[Stated exercise] Show all lines holding the string "screenshot".

[Listed records]
####

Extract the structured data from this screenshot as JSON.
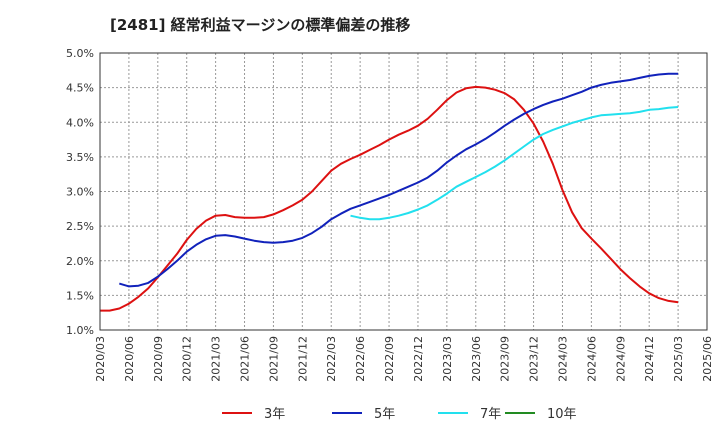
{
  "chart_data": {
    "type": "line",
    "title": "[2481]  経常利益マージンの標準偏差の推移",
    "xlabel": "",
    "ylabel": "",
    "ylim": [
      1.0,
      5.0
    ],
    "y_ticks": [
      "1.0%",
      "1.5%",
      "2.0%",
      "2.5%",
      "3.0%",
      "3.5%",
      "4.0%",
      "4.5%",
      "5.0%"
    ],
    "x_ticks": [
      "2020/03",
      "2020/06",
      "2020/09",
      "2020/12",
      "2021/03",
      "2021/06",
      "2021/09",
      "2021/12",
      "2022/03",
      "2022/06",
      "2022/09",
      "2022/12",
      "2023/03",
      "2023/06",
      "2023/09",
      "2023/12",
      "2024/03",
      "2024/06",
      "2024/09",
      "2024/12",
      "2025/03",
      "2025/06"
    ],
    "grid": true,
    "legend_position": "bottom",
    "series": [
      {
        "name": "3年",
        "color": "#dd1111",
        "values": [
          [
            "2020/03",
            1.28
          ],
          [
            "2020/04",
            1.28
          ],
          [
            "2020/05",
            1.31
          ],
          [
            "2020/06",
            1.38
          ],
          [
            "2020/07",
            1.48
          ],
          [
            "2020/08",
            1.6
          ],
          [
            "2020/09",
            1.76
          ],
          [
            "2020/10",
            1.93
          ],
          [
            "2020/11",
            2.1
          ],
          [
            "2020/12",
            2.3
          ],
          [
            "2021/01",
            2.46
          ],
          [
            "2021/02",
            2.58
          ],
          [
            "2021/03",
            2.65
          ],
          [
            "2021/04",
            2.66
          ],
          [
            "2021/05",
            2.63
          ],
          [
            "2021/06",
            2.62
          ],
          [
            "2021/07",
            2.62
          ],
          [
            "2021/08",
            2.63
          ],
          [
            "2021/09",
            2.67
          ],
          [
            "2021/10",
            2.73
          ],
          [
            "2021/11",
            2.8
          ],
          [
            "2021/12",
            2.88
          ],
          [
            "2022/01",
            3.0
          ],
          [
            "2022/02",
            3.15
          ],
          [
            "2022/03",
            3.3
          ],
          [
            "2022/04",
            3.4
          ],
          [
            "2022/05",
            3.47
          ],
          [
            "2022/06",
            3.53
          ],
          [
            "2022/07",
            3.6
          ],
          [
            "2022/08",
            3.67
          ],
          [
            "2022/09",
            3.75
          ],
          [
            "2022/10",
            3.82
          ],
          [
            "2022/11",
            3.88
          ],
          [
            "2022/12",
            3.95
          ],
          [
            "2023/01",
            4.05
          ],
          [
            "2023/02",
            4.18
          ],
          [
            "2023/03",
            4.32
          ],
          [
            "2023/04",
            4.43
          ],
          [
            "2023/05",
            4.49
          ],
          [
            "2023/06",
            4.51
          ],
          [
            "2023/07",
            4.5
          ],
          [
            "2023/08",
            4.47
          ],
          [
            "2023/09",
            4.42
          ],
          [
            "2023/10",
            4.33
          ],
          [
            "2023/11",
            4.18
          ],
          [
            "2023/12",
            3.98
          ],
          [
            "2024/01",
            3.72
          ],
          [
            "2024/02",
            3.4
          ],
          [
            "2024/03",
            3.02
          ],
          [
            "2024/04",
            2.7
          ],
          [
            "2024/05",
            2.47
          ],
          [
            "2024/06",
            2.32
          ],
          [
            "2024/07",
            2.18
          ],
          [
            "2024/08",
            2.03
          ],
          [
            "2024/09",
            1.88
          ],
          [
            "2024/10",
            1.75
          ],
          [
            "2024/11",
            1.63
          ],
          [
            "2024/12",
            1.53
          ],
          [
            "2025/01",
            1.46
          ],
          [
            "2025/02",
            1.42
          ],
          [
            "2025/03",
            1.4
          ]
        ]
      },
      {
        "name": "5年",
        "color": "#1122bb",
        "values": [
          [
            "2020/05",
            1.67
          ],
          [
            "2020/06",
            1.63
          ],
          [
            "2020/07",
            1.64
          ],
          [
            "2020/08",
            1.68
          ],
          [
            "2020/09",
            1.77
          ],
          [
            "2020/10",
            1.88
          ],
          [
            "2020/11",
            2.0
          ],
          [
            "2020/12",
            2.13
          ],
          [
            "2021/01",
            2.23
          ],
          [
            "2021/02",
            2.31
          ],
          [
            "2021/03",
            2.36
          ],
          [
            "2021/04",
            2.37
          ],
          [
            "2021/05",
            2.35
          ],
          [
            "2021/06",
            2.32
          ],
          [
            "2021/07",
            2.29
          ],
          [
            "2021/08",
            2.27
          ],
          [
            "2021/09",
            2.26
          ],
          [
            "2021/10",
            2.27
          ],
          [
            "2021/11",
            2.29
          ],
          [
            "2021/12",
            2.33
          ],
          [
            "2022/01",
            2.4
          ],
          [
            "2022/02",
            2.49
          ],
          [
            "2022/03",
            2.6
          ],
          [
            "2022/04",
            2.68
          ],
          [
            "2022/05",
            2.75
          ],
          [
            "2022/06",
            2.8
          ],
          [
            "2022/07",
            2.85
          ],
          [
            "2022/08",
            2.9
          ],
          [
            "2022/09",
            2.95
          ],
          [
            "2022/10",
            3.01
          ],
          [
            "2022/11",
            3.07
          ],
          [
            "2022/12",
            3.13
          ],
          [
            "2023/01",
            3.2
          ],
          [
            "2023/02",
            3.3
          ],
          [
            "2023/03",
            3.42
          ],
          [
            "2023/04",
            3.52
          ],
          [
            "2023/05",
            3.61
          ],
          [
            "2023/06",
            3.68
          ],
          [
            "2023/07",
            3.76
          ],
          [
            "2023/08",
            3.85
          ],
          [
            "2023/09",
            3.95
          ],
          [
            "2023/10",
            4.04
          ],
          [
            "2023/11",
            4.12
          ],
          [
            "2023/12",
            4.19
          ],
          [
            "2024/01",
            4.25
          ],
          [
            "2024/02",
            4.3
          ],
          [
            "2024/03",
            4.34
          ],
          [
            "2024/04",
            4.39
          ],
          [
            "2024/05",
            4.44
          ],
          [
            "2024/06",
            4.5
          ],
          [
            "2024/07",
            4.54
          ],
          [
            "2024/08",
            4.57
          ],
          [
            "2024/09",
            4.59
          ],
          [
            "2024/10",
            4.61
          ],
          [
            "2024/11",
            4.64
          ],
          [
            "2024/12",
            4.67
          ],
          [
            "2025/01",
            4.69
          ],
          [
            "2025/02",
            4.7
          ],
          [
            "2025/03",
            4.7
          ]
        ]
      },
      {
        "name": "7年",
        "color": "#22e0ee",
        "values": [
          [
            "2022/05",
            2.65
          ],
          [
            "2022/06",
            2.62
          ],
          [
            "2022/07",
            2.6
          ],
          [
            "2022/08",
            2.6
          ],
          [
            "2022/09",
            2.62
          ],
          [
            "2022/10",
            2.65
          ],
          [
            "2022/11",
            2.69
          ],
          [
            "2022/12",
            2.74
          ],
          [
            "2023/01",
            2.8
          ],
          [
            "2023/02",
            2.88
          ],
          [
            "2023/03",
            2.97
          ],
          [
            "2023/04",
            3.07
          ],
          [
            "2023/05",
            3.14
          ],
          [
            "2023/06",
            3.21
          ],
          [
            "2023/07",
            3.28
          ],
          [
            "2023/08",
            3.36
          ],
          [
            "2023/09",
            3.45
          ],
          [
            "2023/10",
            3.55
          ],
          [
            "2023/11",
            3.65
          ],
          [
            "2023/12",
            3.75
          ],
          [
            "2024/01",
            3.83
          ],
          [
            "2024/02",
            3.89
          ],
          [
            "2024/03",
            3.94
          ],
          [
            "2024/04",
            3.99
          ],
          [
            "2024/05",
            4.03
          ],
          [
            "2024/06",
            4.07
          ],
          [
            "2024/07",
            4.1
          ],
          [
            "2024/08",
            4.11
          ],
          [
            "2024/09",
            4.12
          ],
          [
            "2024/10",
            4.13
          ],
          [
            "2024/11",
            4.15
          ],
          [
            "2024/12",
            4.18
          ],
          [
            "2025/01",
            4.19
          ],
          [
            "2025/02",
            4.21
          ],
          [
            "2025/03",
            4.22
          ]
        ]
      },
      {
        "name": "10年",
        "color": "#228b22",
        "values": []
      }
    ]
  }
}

####

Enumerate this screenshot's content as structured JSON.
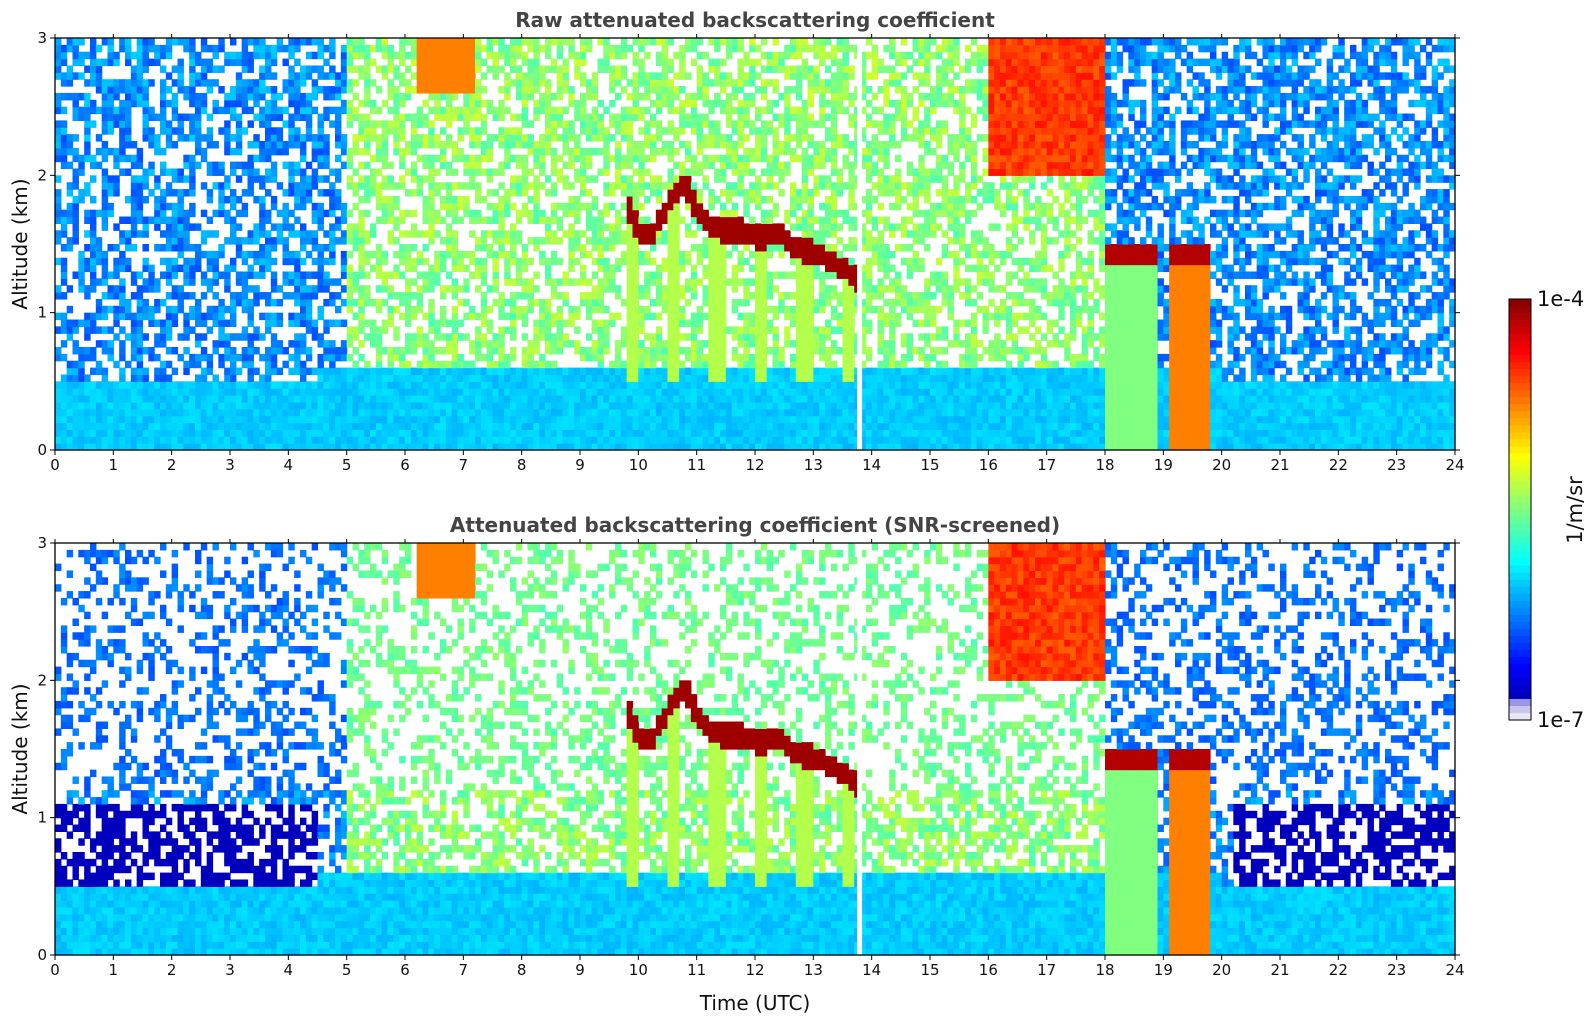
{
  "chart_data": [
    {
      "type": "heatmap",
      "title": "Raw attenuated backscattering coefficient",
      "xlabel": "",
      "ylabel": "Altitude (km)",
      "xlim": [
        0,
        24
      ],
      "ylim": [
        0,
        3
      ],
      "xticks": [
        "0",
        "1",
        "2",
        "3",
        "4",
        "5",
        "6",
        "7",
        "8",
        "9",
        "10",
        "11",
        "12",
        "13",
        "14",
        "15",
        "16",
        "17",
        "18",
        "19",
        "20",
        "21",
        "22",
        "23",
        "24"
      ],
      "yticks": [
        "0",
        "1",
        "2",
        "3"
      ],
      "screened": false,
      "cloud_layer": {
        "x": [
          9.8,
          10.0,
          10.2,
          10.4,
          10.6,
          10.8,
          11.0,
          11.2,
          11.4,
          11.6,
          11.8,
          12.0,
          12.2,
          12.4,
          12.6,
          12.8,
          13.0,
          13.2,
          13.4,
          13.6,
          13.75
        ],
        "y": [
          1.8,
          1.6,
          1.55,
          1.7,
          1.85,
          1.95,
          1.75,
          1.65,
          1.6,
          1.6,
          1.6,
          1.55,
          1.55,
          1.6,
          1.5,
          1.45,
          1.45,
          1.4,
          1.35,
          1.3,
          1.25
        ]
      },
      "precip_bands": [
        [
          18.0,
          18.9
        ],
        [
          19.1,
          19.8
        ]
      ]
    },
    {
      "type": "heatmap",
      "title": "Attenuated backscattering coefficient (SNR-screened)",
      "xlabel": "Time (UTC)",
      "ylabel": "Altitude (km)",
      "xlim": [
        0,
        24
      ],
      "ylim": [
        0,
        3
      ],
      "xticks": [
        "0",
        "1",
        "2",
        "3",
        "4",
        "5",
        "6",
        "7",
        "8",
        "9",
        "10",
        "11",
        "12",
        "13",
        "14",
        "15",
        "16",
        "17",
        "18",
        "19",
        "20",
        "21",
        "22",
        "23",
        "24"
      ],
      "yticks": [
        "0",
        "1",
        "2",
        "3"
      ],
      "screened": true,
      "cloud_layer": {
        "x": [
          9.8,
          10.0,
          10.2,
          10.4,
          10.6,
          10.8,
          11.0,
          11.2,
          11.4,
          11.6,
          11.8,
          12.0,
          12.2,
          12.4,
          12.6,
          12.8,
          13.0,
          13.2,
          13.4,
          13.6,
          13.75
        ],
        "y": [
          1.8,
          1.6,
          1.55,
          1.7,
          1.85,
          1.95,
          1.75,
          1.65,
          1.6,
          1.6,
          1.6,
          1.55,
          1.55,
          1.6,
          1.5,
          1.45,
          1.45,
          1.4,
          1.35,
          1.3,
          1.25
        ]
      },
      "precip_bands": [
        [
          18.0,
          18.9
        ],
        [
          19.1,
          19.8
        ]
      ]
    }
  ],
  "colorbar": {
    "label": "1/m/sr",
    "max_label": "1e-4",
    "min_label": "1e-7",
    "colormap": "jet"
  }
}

####

[Finished exercise]
Extract the structured data from this screenshot as JSON.
Enumerate this screenshot's content as structured JSON.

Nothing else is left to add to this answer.